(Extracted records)
☆ ☆ ☆ ☆ ☆ ☆ ☆

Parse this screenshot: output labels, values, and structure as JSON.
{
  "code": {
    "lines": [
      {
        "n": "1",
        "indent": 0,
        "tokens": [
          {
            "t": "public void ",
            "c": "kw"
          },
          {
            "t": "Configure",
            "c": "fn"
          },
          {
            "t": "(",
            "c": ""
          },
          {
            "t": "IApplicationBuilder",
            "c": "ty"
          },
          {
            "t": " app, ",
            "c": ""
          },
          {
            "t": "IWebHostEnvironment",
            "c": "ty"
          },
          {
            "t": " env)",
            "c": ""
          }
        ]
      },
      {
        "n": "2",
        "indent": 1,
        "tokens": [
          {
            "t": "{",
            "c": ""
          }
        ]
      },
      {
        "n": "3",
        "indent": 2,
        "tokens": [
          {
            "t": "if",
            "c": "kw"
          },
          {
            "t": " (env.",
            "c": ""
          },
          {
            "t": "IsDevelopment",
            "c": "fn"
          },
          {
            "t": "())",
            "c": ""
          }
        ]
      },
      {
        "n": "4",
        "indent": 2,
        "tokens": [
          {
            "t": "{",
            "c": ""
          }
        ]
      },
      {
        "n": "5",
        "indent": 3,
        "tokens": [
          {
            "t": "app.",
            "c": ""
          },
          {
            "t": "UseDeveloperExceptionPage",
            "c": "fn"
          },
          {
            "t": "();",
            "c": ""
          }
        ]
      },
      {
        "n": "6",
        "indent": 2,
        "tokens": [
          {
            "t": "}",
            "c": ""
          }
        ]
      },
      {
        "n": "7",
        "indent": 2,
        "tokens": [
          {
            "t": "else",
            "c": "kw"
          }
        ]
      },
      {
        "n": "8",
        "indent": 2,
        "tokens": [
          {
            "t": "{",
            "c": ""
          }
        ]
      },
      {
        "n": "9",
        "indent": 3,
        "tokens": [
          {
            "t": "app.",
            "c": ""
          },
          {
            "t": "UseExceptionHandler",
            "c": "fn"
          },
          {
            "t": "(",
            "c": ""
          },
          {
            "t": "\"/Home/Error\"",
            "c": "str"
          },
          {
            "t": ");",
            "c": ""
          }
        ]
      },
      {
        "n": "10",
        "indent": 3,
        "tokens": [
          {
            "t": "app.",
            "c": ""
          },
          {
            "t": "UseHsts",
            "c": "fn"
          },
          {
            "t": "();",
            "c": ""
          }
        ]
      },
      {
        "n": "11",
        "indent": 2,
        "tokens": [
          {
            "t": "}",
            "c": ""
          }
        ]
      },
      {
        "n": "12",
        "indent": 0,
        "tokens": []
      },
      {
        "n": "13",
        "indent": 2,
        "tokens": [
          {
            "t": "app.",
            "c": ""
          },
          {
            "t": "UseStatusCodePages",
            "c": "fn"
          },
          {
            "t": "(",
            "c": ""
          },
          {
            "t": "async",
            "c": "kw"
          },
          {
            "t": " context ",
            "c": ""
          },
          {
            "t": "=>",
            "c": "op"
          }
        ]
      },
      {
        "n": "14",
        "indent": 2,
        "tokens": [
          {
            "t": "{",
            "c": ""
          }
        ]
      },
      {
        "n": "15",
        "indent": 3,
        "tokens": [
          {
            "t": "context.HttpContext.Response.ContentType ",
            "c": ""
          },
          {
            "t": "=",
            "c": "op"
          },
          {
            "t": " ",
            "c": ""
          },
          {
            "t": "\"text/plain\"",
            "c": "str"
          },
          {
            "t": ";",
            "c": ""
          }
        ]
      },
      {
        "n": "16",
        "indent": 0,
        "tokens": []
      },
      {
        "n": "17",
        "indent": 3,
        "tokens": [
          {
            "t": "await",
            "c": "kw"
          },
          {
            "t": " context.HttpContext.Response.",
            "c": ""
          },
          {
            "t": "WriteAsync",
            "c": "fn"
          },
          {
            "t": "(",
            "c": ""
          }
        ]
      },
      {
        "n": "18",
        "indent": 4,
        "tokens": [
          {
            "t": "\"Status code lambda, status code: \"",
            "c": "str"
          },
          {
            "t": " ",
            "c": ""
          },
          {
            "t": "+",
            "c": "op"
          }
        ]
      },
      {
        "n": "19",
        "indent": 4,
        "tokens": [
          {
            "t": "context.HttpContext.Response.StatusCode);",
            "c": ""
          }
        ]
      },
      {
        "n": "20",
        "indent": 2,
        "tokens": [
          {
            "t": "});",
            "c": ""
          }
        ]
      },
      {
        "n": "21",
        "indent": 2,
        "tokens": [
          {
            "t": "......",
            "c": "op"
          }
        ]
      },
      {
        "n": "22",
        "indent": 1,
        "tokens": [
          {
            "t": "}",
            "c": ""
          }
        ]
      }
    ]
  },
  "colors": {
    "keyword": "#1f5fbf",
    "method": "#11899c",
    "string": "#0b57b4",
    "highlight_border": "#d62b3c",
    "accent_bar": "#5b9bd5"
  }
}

☆ ☆ ☆ ☆ ☆ ☆ ☆

▸ Task instructions:
All lines above with "Response" in them should be returned.

▸ Final result:
            "t": "context.HttpContext.Response.ContentType ",
            "t": " context.HttpContext.Response.",
            "t": "context.HttpContext.Response.StatusCode);",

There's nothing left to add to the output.